┌──
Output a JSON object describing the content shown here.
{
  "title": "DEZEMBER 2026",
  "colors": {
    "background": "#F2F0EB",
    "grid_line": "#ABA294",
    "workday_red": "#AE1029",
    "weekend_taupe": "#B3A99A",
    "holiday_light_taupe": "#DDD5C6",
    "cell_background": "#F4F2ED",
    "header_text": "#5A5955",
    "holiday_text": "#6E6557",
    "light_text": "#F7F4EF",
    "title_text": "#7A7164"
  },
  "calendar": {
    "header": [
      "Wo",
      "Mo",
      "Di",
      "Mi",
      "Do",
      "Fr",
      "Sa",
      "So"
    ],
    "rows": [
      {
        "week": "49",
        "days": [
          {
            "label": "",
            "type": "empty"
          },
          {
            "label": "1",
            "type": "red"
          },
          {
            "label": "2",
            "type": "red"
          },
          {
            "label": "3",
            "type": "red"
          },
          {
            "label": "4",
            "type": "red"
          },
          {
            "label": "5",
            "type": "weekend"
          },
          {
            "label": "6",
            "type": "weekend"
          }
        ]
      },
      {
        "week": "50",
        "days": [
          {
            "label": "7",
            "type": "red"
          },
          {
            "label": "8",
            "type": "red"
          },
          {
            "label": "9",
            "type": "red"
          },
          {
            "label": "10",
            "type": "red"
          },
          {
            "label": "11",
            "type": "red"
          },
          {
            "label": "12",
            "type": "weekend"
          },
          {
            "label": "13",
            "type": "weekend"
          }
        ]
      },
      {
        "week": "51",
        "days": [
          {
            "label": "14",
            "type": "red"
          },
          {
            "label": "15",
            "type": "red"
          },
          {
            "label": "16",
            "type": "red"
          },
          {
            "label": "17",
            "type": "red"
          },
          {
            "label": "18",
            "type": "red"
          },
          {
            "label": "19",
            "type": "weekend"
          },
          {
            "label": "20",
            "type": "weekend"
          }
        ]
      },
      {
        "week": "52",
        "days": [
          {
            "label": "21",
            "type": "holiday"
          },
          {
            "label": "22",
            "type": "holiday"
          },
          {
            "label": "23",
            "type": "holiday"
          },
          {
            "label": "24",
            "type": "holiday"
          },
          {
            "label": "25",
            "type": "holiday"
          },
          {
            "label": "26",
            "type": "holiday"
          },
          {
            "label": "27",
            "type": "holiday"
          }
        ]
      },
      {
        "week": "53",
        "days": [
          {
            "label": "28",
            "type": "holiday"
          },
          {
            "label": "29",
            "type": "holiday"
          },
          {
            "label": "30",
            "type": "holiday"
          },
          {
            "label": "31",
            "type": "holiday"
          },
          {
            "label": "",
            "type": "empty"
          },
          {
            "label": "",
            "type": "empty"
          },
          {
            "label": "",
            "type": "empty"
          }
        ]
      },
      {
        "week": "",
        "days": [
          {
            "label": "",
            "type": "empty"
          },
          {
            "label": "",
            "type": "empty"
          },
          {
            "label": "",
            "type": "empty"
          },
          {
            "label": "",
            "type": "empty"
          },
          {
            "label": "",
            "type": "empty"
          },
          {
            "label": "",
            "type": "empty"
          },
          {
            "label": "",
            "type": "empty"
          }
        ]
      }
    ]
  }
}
└──
┌──
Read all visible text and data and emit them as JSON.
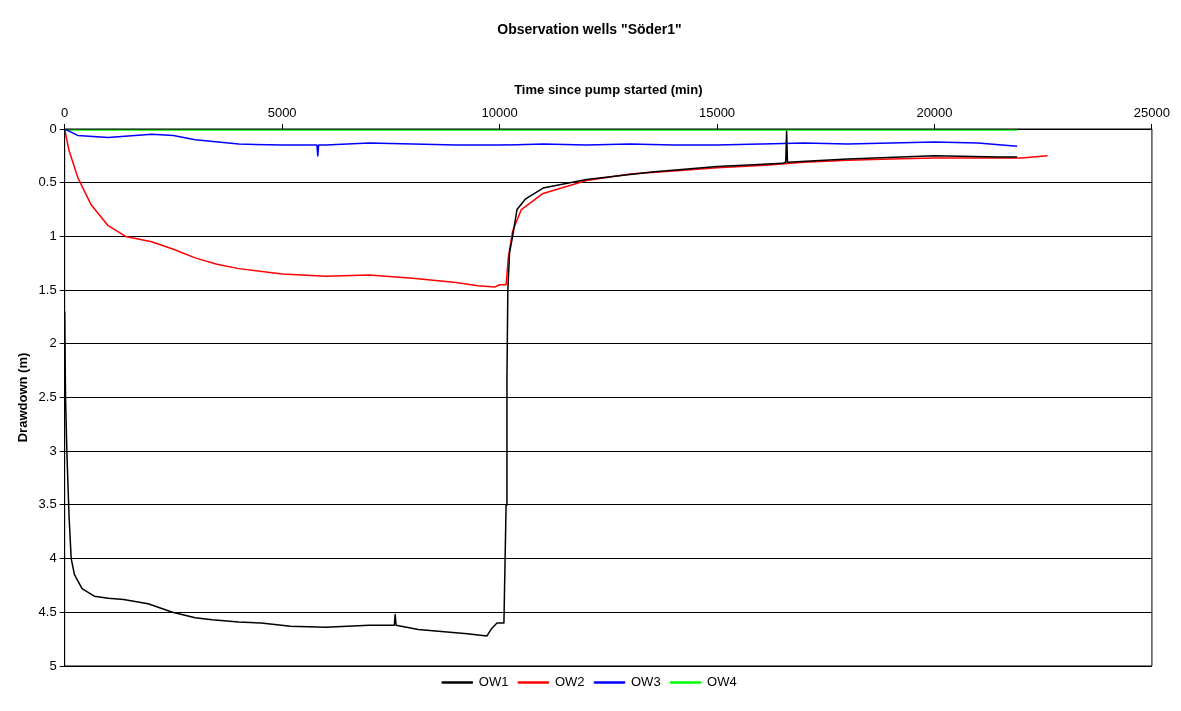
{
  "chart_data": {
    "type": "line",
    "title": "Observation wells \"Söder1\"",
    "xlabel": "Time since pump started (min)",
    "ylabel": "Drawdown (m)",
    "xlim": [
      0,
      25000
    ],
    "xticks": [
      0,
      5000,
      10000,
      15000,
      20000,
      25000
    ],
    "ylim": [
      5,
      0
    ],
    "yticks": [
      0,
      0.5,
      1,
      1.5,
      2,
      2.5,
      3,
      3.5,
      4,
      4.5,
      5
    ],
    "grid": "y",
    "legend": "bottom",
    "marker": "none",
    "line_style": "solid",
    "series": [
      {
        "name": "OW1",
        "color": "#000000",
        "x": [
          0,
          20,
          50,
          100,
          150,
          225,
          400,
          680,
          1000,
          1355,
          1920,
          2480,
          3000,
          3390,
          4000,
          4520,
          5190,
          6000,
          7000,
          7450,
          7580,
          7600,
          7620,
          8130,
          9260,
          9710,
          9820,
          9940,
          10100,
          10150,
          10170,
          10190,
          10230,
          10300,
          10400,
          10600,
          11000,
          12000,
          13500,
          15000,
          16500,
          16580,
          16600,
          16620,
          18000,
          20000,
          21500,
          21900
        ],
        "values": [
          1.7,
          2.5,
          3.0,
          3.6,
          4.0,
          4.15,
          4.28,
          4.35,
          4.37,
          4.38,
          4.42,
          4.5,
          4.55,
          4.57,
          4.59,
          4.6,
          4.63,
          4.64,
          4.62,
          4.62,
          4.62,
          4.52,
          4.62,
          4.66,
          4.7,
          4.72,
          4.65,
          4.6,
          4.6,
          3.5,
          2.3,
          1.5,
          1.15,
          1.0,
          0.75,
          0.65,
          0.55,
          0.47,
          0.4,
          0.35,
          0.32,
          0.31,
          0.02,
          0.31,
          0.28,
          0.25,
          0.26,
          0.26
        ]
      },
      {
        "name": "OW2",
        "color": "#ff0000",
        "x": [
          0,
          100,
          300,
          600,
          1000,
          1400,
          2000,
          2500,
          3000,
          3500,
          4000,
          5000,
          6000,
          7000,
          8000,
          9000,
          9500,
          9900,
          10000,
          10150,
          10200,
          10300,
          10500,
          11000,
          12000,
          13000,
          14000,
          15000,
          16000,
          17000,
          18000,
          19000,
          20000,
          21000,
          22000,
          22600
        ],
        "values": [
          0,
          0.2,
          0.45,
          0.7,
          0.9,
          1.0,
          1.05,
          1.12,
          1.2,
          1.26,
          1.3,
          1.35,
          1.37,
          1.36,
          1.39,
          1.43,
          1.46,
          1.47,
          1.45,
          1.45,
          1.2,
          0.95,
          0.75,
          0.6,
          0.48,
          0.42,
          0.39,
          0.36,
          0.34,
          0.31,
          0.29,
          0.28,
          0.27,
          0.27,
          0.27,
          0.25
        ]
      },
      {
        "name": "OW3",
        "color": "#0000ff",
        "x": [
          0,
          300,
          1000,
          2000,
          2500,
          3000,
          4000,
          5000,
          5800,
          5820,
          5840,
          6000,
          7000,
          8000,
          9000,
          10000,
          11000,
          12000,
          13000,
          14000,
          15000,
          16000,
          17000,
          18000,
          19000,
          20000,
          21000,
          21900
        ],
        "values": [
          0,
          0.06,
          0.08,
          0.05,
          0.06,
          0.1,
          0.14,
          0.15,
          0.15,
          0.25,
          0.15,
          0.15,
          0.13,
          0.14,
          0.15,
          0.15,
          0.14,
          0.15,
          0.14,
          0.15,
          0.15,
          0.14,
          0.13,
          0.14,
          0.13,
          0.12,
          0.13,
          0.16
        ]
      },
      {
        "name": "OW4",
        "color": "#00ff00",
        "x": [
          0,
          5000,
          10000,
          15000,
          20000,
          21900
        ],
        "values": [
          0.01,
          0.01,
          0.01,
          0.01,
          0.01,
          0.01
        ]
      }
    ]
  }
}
└──
» TO DO
Scan the entries above for the word "JSON" and collect each line holding it.

» TASK RESPONSE
Output a JSON object describing the content shown here.
Read all visible text and data and emit them as JSON.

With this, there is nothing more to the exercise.